(Records from a collection)
......
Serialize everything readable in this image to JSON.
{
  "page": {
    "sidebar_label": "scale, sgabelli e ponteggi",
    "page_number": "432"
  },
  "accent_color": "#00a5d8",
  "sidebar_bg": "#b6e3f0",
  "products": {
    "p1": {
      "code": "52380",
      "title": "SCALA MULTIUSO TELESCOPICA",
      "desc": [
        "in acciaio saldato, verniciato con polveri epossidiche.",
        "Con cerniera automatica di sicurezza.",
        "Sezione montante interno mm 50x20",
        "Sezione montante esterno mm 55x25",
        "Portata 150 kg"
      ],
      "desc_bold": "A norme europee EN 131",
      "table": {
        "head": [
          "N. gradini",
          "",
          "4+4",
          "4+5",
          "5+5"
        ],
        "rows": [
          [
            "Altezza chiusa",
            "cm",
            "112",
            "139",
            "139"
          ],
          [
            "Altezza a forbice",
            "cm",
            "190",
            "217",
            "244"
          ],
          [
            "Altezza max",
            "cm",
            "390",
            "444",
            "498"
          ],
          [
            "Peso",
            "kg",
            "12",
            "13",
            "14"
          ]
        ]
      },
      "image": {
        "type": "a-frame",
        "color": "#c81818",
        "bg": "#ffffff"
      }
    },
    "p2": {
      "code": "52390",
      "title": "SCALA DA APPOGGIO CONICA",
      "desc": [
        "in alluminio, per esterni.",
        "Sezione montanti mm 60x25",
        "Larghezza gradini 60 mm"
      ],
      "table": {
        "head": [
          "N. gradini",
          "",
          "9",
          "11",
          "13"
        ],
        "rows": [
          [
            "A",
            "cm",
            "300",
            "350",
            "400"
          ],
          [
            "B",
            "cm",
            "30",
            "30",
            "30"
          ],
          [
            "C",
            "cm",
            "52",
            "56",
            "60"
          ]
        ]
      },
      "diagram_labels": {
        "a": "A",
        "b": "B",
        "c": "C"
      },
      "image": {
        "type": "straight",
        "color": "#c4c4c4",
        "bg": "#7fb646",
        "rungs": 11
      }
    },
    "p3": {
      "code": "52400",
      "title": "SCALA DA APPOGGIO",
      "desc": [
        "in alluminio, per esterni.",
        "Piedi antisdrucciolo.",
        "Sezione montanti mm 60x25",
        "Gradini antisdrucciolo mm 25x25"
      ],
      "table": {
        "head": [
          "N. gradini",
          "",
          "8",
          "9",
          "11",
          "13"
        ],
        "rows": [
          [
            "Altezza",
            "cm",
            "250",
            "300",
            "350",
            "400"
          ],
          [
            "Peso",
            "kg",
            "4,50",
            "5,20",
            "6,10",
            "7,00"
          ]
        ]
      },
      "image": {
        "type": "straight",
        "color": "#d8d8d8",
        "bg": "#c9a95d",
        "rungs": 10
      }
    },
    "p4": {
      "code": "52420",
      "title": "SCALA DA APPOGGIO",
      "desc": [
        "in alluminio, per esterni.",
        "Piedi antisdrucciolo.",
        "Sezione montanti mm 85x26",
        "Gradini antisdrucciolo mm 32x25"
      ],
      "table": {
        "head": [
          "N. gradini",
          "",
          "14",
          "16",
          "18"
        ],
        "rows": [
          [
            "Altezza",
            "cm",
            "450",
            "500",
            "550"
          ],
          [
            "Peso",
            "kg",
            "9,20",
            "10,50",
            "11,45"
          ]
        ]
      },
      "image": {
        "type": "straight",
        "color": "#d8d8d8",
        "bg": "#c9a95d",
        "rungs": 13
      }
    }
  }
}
......
:: DIRECTIONS FOR THIS TASK ::
From the listing above, find the number of lines with the word "title" in them. Answer with the number only.

:: ANSWER TO THIS EXERCISE ::
4